Stored data entries:
==================================================
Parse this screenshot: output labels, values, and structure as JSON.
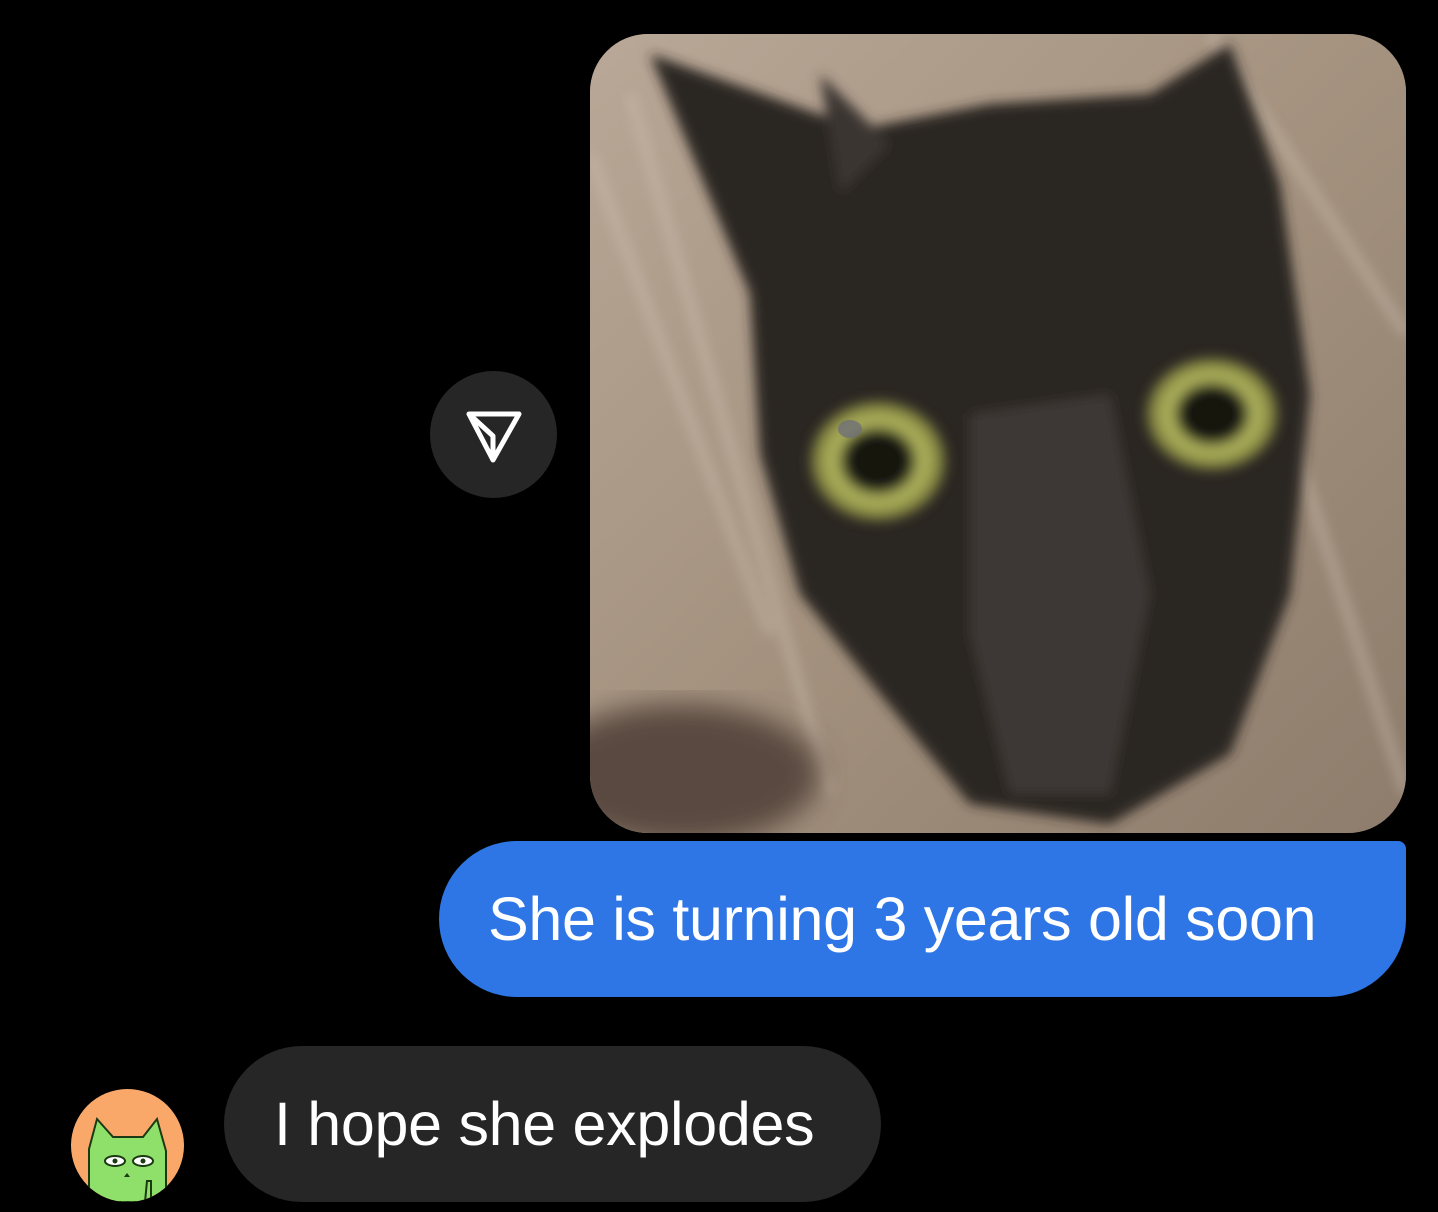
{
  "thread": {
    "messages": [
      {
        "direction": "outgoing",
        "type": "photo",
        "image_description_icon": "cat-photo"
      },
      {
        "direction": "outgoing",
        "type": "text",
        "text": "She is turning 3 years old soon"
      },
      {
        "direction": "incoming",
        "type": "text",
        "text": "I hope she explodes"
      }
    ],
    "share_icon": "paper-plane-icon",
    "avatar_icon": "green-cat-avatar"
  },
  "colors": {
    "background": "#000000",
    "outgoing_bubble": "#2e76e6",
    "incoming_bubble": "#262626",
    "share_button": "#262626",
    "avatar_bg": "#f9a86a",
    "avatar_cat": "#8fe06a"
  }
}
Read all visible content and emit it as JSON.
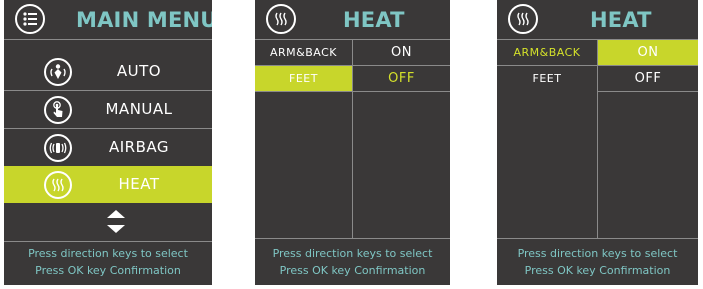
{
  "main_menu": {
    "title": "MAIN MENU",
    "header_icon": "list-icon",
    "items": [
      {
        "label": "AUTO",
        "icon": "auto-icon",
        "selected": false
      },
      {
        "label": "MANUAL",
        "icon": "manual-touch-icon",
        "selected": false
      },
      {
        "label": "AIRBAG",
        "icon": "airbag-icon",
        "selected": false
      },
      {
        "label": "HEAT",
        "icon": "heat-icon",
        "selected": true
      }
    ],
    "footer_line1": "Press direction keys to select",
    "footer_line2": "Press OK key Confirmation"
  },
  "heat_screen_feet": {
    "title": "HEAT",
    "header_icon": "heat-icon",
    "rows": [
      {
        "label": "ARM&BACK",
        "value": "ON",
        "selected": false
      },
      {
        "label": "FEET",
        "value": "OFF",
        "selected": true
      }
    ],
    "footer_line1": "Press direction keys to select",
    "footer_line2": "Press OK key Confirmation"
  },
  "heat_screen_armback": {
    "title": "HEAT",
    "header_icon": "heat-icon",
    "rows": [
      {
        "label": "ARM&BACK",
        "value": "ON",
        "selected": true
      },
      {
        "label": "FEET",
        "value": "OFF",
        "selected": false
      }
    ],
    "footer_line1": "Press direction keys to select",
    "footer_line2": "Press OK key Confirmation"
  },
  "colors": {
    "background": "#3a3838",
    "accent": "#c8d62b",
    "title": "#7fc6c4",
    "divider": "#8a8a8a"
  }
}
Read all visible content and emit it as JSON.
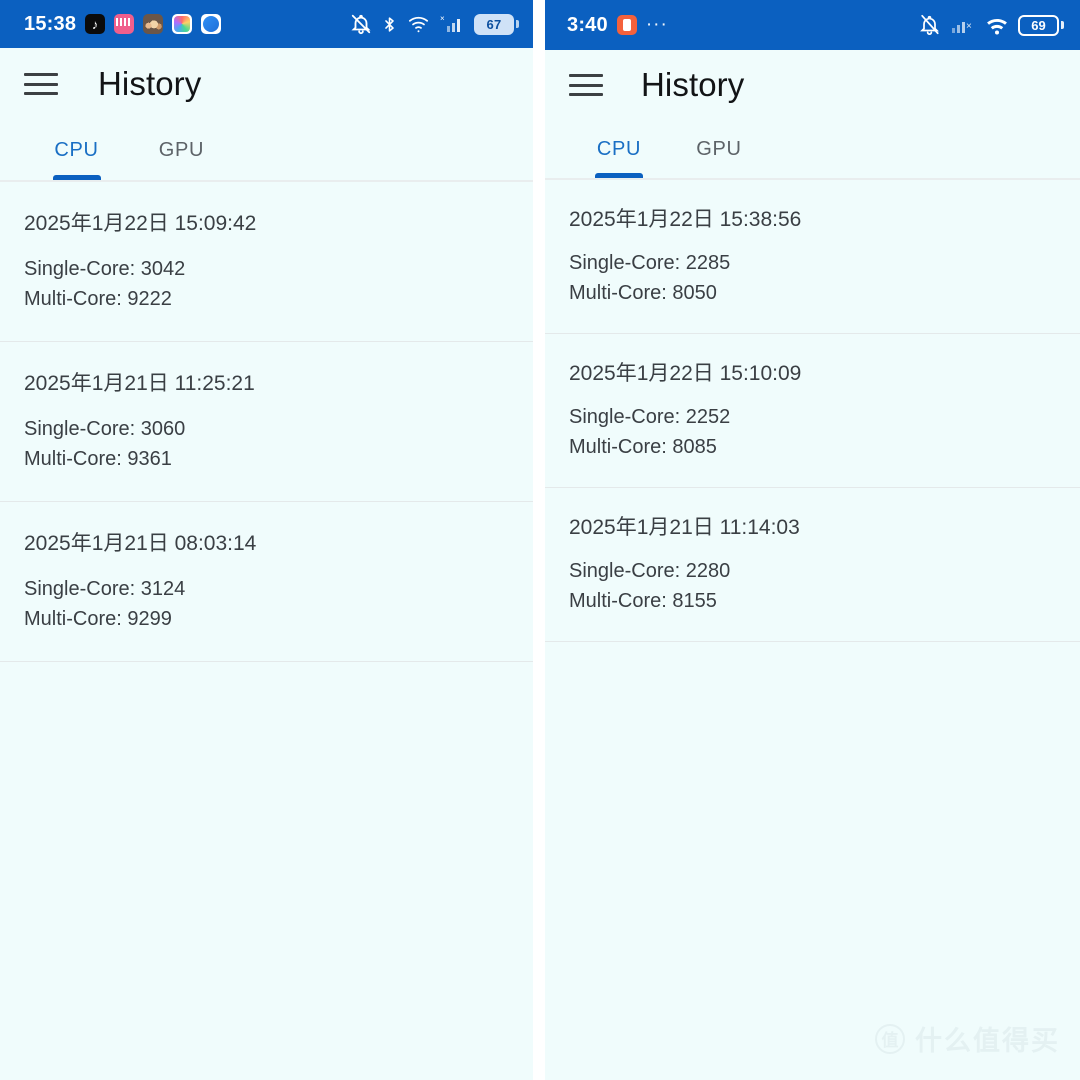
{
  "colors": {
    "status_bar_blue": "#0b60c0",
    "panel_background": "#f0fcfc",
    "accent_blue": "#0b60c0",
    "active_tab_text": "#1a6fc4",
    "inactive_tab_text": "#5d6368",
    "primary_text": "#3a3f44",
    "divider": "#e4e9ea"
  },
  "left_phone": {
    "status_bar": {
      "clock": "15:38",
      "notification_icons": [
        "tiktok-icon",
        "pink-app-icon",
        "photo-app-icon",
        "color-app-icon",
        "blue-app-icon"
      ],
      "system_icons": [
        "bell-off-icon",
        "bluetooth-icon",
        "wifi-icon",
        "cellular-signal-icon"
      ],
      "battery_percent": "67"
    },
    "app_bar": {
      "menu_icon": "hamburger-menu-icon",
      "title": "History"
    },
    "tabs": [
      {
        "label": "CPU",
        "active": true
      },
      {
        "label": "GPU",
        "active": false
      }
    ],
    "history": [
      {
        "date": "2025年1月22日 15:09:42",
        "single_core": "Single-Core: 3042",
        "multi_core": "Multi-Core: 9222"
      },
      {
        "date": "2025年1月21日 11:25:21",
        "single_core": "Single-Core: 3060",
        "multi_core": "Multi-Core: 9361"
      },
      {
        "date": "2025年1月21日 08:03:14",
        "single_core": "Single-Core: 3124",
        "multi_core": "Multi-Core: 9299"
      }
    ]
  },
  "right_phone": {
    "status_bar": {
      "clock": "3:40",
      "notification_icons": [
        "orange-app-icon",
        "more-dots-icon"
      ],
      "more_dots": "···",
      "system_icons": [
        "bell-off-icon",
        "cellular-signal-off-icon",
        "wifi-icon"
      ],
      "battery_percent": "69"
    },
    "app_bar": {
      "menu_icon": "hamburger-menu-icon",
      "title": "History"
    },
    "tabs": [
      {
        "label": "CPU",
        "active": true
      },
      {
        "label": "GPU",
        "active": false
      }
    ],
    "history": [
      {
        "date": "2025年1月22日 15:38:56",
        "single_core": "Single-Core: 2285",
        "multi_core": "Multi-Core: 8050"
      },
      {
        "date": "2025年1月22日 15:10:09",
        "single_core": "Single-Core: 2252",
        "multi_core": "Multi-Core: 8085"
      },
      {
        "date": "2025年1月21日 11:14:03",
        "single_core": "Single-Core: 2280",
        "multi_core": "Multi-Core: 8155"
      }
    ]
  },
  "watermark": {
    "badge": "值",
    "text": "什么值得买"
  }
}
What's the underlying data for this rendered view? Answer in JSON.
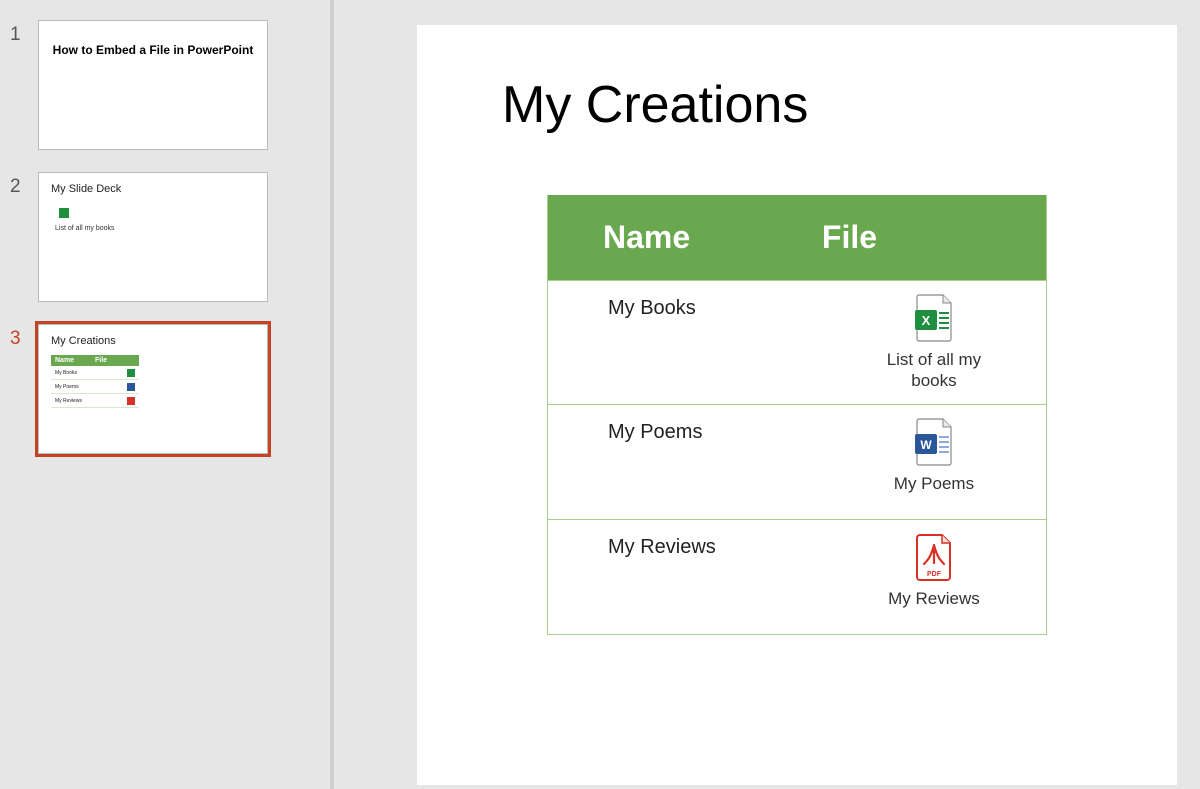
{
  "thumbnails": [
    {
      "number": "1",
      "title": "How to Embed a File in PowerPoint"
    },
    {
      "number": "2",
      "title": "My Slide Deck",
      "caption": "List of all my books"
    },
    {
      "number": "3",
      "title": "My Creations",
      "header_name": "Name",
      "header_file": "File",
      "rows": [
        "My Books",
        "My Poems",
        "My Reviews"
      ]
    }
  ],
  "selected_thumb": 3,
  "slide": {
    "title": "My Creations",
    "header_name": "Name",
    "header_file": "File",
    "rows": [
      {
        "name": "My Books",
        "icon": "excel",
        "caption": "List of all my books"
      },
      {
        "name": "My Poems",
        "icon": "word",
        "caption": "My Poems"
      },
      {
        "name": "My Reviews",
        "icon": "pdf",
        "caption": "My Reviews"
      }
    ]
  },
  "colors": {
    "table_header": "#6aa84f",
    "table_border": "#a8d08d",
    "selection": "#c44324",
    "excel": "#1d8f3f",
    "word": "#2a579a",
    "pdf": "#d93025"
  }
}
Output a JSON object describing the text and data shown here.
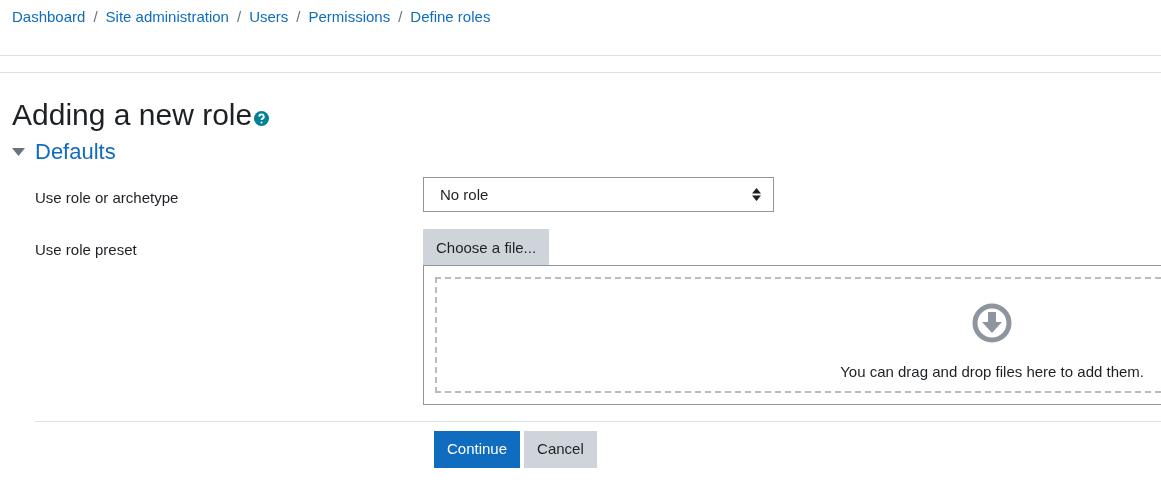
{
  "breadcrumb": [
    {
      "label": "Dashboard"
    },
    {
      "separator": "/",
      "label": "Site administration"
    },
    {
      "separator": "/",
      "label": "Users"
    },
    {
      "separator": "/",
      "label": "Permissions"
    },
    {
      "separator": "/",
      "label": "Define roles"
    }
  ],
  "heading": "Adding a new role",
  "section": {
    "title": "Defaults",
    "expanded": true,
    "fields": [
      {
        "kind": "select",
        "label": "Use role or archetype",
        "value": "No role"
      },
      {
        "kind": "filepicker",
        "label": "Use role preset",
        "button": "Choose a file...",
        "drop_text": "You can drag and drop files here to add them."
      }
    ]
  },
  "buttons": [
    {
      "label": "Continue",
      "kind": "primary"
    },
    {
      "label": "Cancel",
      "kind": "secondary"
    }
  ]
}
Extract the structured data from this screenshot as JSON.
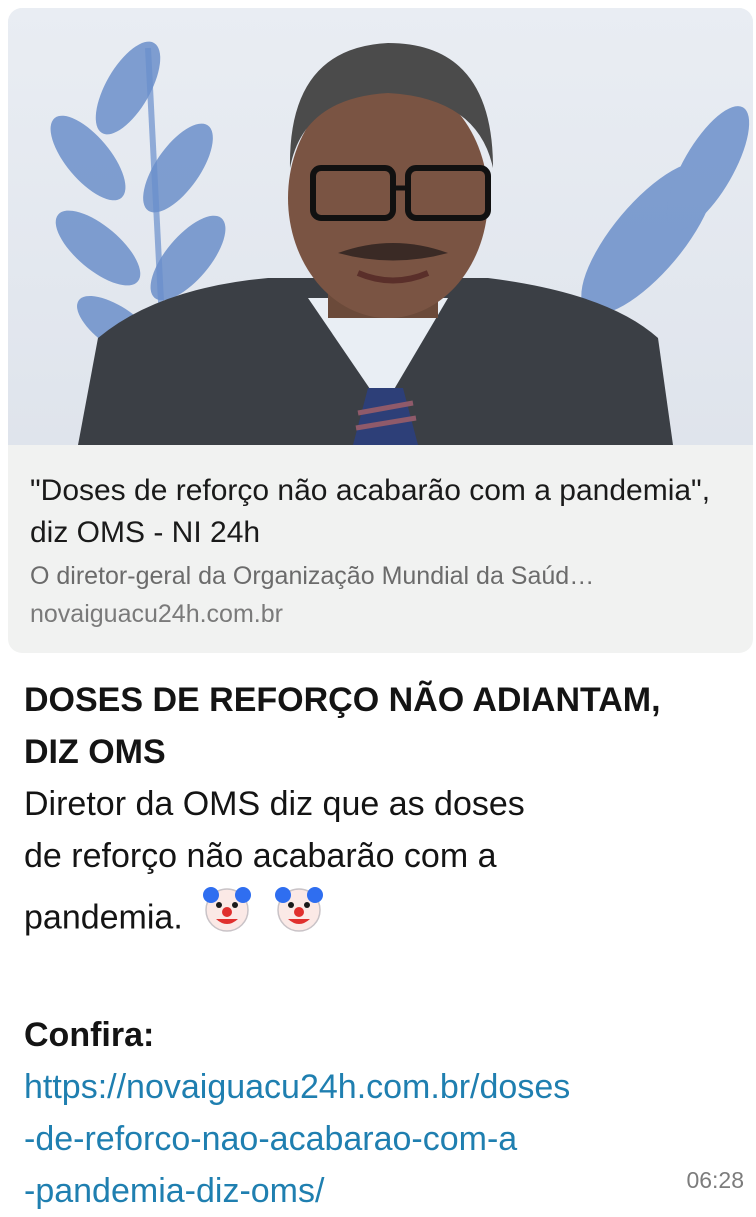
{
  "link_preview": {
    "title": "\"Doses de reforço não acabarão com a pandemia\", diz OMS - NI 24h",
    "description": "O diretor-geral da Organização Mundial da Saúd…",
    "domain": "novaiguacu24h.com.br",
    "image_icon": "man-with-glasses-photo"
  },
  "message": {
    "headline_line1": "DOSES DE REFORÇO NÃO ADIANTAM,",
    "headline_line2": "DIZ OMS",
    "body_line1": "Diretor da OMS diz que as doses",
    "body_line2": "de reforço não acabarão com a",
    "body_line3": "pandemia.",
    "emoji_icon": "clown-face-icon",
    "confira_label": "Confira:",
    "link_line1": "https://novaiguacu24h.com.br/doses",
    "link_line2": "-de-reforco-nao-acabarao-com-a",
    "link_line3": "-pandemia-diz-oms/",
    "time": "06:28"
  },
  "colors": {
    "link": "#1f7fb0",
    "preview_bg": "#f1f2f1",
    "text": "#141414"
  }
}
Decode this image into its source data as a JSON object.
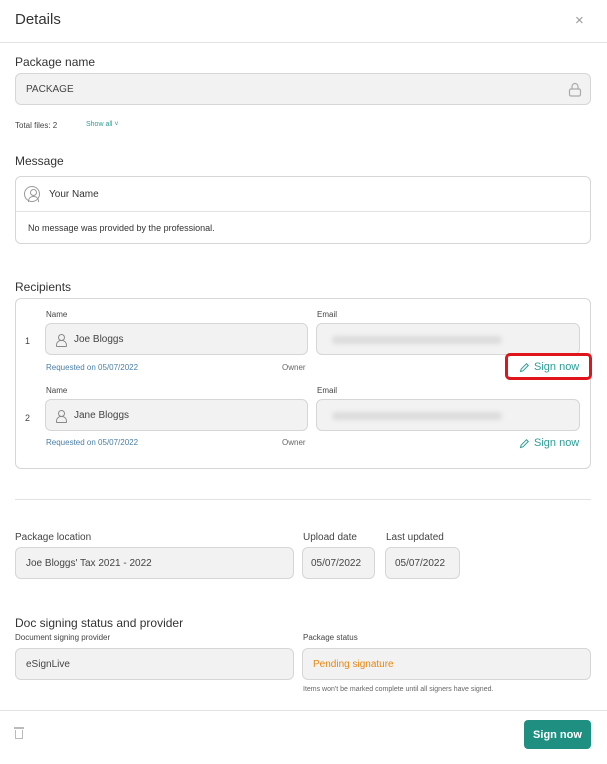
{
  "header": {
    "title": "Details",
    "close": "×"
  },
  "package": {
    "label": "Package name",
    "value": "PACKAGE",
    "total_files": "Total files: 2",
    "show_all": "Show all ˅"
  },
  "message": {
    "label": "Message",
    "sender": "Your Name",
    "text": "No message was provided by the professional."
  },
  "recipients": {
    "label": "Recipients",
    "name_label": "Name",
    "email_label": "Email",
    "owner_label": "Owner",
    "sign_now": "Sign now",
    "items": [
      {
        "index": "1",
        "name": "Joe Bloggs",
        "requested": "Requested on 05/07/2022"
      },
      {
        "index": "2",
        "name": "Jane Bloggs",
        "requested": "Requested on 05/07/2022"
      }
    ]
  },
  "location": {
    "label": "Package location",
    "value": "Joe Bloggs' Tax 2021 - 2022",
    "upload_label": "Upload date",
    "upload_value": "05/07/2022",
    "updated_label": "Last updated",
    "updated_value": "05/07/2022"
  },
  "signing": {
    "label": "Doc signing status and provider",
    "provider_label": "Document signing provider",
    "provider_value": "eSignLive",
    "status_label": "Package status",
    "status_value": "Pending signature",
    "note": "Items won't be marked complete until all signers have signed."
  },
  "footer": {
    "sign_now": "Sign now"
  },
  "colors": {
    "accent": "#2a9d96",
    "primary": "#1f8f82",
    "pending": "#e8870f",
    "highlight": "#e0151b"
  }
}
==================================================
Written task: Lines from the records above that hold "Creations" are the ones to list.

Solution:
      "title": "My Creations",
    "title": "My Creations",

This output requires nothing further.